** Start of Data rows **

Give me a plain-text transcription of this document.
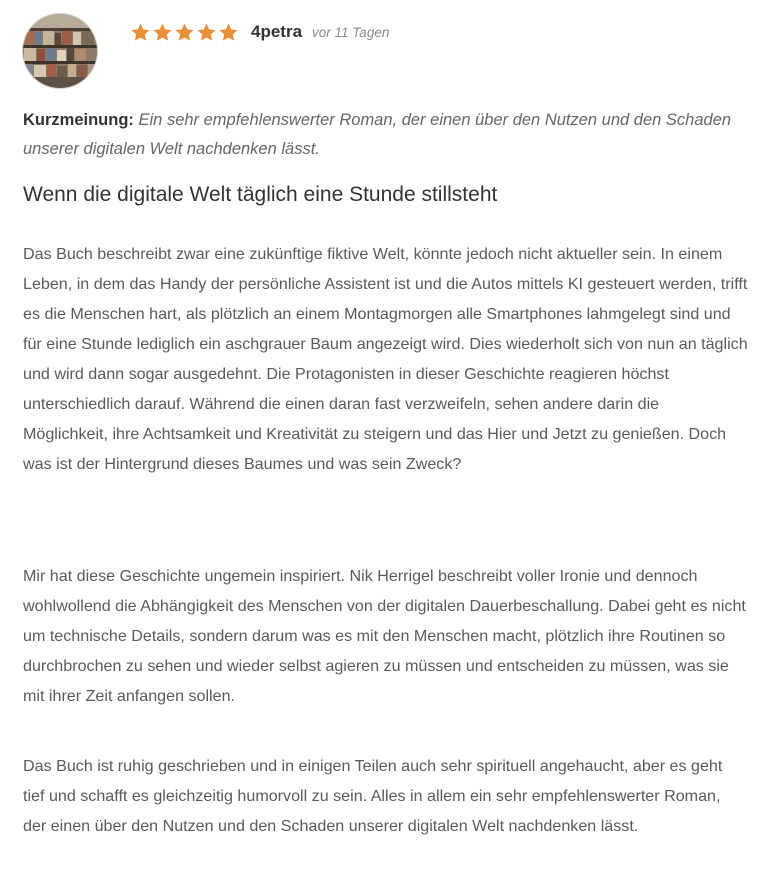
4petra vor 11 Tagen

Kurzmeinung: Ein sehr empfehlenswerter Roman, der einen über den Nutzen und den Schaden unserer digitalen Welt nachdenken lässt.

Wenn die digitale Welt täglich eine Stunde stillsteht

Das Buch beschreibt zwar eine zukünftige fiktive Welt, könnte jedoch nicht aktueller sein. In einem Leben, in dem das Handy der persönliche Assistent ist und die Autos mittels KI gesteuert werden, trifft es die Menschen hart, als plötzlich an einem Montagmorgen alle Smartphones lahmgelegt sind und für eine Stunde lediglich ein aschgrauer Baum angezeigt wird. Dies wiederholt sich von nun an täglich und wird dann sogar ausgedehnt. Die Protagonisten in dieser Geschichte reagieren höchst unterschiedlich darauf. Während die einen daran fast verzweifeln, sehen andere darin die Möglichkeit, ihre Achtsamkeit und Kreativität zu steigern und das Hier und Jetzt zu genießen. Doch was ist der Hintergrund dieses Baumes und was sein Zweck?

Mir hat diese Geschichte ungemein inspiriert. Nik Herrigel beschreibt voller Ironie und dennoch wohlwollend die Abhängigkeit des Menschen von der digitalen Dauerbeschallung. Dabei geht es nicht um technische Details, sondern darum was es mit den Menschen macht, plötzlich ihre Routinen so durchbrochen zu sehen und wieder selbst agieren zu müssen und entscheiden zu müssen, was sie mit ihrer Zeit anfangen sollen.

Das Buch ist ruhig geschrieben und in einigen Teilen auch sehr spirituell angehaucht, aber es geht tief und schafft es gleichzeitig humorvoll zu sein. Alles in allem ein sehr empfehlenswerter Roman, der einen über den Nutzen und den Schaden unserer digitalen Welt nachdenken lässt.
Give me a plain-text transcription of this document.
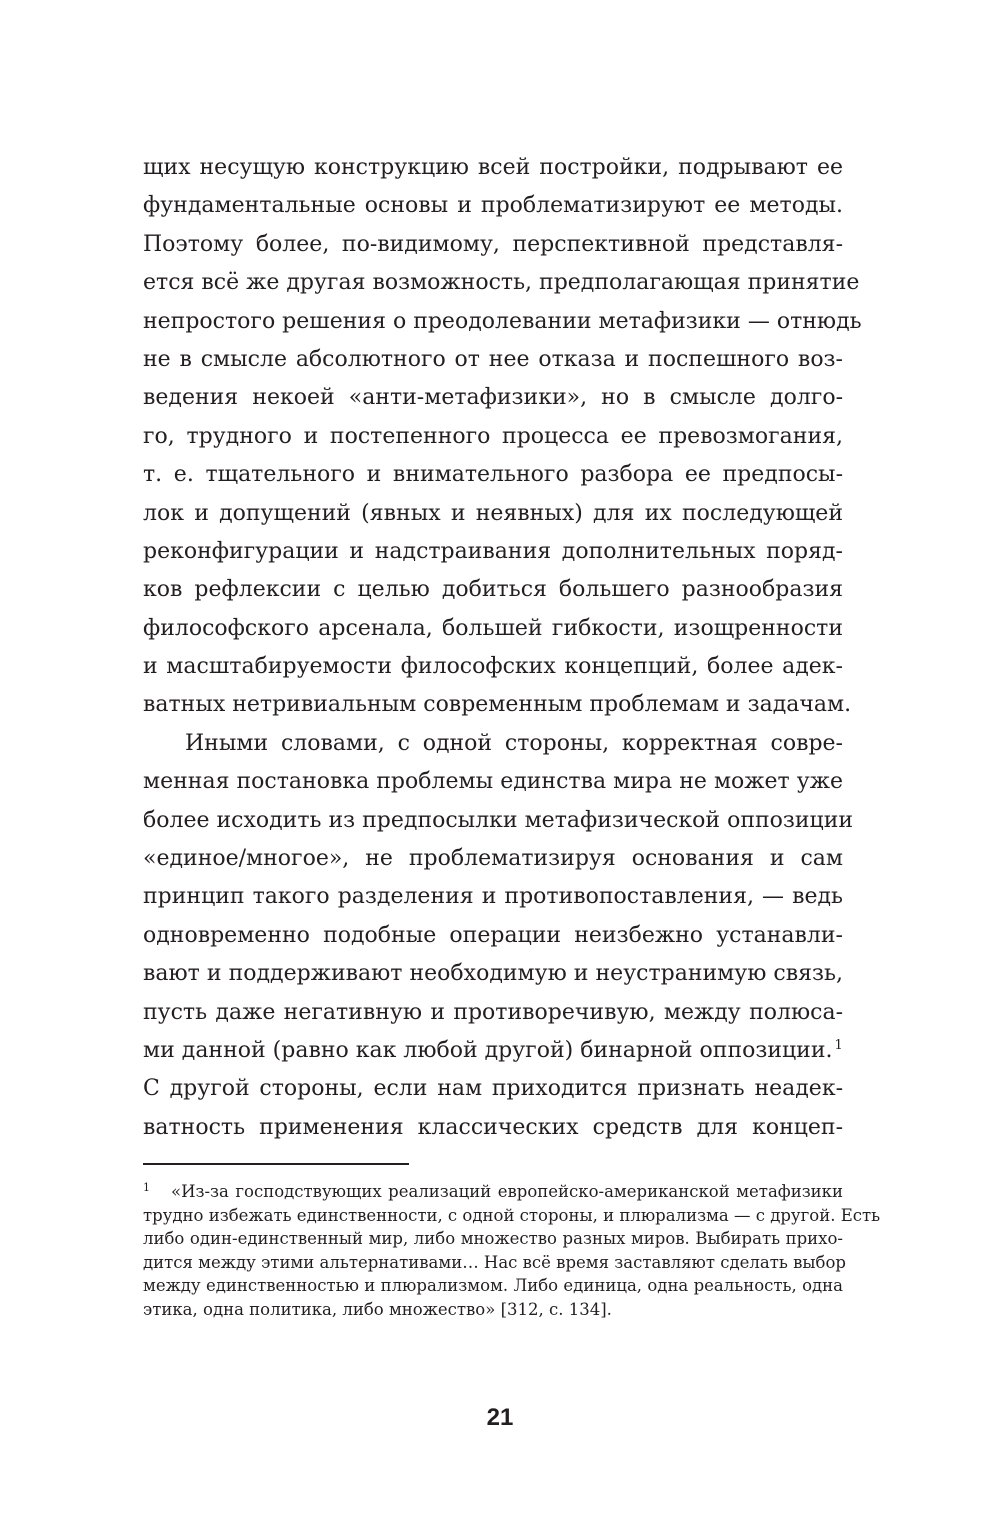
щих несущую конструкцию всей постройки, подрывают ее
фундаментальные основы и проблематизируют ее методы.
Поэтому более, по-видимому, перспективной представля-
ется всё же другая возможность, предполагающая принятие
непростого решения о преодолевании метафизики — отнюдь
не в смысле абсолютного от нее отказа и поспешного воз-
ведения некоей «анти-метафизики», но в смысле долго-
го, трудного и постепенного процесса ее превозмогания,
т. е. тщательного и внимательного разбора ее предпосы-
лок и допущений (явных и неявных) для их последующей
реконфигурации и надстраивания дополнительных поряд-
ков рефлексии с целью добиться большего разнообразия
философского арсенала, большей гибкости, изощренности
и масштабируемости философских концепций, более адек-
ватных нетривиальным современным проблемам и задачам.
Иными словами, с одной стороны, корректная совре-
менная постановка проблемы единства мира не может уже
более исходить из предпосылки метафизической оппозиции
«единое/многое», не проблематизируя основания и сам
принцип такого разделения и противопоставления, — ведь
одновременно подобные операции неизбежно устанавли-
вают и поддерживают необходимую и неустранимую связь,
пусть даже негативную и противоречивую, между полюса-
ми данной (равно как любой другой) бинарной оппозиции. $^1$
С другой стороны, если нам приходится признать неадек-
ватность применения классических средств для концеп-
1 «Из-за господствующих реализаций европейско-американской метафизики
трудно избежать единственности, с одной стороны, и плюрализма — с другой. Есть
либо один-единственный мир, либо множество разных миров. Выбирать прихо-
дится между этими альтернативами… Нас всё время заставляют сделать выбор
между единственностью и плюрализмом. Либо единица, одна реальность, одна
этика, одна политика, либо множество» [312, с. 134].
21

** End of Data rows **

Job
Collect, from the material above, every line containing the word "стороны".

Exercise output
Иными словами, с одной стороны, корректная совре-
С другой стороны, если нам приходится признать неадек-
трудно избежать единственности, с одной стороны, и плюрализма — с другой. Есть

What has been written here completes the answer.